• Prompt:
Filter these entries so that only lines with the word "active" remain.

• Extracted entries:

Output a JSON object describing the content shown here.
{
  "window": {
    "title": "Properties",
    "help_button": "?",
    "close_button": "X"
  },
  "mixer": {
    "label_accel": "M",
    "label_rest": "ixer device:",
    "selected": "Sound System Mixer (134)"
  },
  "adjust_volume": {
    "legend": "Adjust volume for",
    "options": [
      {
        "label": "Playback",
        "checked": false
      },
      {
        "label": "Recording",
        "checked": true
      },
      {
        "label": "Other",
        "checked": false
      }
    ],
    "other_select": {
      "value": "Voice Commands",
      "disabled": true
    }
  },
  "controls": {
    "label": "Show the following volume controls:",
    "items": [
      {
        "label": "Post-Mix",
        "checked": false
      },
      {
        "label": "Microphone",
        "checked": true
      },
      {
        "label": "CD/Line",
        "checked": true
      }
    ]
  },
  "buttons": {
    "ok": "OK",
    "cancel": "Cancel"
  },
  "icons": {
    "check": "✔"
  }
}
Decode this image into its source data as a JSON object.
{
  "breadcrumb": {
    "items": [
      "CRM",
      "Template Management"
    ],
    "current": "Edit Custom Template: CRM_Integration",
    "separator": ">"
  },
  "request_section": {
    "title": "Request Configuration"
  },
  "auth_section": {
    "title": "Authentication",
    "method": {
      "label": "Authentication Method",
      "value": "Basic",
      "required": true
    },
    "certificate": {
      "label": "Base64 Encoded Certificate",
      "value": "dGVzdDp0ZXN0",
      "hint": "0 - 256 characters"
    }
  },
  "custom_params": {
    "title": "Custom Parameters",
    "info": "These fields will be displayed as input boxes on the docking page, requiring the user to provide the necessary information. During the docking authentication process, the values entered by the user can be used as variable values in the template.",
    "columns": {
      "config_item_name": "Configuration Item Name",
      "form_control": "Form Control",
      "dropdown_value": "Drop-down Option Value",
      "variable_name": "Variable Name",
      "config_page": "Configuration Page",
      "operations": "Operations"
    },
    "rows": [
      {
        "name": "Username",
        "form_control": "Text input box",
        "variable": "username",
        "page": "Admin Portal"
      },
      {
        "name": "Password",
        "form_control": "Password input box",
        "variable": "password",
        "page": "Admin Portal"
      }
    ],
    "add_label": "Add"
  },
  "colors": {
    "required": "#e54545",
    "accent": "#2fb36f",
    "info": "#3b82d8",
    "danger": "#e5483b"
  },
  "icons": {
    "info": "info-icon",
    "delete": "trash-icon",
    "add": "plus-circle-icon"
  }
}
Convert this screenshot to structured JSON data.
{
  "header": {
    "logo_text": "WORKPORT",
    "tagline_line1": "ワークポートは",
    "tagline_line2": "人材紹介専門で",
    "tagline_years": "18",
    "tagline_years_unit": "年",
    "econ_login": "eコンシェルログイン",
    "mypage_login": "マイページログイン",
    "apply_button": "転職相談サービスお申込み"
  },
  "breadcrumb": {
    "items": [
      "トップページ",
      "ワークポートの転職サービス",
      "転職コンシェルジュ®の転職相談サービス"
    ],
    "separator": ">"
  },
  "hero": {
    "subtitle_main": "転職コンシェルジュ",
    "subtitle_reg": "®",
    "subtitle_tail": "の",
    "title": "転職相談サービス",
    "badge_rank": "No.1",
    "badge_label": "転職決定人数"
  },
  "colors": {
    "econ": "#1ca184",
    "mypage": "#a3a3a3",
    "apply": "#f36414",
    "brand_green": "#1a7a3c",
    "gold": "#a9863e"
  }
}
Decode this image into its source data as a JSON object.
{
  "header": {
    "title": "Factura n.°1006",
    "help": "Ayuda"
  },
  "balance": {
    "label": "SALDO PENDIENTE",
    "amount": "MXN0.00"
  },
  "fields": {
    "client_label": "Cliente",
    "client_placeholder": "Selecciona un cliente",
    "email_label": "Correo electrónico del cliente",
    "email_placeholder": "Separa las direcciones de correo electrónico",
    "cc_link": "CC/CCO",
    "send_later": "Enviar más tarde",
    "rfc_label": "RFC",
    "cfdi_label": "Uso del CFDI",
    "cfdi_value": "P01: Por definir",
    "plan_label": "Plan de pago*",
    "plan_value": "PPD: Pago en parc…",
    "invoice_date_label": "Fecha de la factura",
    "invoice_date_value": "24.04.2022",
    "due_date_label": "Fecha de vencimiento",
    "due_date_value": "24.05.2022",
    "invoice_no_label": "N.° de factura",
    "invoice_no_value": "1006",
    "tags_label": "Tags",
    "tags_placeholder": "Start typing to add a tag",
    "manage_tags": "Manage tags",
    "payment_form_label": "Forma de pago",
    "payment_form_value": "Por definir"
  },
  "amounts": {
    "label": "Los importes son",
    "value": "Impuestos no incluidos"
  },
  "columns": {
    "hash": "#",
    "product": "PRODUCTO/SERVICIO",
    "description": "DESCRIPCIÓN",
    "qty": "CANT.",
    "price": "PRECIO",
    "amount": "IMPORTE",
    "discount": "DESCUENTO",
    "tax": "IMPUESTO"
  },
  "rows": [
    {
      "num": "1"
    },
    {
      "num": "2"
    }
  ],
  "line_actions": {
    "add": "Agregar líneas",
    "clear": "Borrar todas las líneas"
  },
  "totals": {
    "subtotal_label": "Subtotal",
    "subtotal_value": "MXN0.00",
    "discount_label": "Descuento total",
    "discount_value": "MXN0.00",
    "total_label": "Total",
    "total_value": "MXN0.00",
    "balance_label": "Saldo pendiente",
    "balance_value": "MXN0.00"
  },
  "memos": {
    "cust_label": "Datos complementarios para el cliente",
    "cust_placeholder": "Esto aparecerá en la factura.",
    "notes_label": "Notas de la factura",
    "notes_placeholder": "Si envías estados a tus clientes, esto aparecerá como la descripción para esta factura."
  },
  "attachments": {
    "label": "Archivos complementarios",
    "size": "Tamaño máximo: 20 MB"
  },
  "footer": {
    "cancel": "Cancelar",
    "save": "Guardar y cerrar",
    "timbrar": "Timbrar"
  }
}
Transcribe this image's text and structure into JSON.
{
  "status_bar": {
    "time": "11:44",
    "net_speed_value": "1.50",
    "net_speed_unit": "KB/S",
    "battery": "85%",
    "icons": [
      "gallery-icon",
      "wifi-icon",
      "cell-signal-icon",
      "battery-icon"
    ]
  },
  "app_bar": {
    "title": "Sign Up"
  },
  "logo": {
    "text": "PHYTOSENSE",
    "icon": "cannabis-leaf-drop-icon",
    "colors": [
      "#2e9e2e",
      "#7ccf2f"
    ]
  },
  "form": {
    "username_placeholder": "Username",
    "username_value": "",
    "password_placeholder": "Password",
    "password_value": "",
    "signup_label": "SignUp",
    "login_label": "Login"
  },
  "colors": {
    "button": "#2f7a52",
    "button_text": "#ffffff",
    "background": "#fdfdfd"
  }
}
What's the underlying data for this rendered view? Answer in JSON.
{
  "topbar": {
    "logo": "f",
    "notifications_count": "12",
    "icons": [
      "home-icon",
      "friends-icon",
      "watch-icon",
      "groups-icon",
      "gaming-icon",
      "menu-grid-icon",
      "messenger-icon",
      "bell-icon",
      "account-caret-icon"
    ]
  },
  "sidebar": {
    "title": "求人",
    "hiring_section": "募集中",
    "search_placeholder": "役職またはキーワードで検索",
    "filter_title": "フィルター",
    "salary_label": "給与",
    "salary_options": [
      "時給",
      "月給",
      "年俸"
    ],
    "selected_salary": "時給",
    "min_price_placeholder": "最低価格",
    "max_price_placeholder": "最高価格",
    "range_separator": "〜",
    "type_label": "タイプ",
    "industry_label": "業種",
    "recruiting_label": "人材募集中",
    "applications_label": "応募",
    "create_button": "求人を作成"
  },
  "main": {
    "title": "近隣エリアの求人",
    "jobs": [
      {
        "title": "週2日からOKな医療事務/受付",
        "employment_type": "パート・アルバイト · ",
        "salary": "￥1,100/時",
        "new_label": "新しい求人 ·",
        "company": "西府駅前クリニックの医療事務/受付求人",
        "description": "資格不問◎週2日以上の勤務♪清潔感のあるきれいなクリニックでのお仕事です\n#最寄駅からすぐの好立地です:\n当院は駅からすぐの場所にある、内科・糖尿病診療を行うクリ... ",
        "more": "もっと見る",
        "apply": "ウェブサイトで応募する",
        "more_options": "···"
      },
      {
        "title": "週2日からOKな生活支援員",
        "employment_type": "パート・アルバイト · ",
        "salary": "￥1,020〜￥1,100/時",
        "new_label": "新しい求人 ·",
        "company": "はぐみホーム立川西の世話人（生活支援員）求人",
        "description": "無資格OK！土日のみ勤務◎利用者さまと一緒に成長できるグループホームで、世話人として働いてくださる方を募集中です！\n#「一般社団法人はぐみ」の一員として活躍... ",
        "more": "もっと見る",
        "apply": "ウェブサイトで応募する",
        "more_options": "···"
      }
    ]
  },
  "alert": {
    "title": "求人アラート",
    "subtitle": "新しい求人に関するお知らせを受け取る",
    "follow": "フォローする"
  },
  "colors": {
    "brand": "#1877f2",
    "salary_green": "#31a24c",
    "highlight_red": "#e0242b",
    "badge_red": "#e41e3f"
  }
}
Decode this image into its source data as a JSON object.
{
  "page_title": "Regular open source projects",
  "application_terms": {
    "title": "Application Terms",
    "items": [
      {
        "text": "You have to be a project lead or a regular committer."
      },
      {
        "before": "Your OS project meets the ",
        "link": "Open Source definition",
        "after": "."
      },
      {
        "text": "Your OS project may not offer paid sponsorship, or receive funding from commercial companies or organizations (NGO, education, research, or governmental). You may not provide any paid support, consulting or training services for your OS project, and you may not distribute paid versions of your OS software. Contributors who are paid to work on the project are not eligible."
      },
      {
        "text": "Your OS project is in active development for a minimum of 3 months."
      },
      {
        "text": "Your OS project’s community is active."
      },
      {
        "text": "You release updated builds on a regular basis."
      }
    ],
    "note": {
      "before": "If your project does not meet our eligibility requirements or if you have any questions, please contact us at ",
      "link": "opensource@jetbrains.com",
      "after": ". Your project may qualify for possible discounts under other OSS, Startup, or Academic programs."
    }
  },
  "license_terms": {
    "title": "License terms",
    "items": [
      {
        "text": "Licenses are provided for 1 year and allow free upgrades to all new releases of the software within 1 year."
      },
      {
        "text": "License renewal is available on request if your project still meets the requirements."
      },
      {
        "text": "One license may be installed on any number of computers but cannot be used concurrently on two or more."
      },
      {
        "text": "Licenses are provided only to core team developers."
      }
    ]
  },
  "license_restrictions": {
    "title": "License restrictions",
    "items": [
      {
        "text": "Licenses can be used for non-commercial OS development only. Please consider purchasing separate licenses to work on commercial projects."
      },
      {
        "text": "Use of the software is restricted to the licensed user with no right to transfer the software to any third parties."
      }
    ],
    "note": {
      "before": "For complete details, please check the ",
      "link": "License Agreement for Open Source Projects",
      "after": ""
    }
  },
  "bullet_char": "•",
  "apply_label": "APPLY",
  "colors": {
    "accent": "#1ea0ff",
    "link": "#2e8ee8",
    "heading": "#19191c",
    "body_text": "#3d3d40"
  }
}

• Output of the task:
        "text": "Your OS project is in active development for a minimum of 3 months."
        "text": "Your OS project’s community is active."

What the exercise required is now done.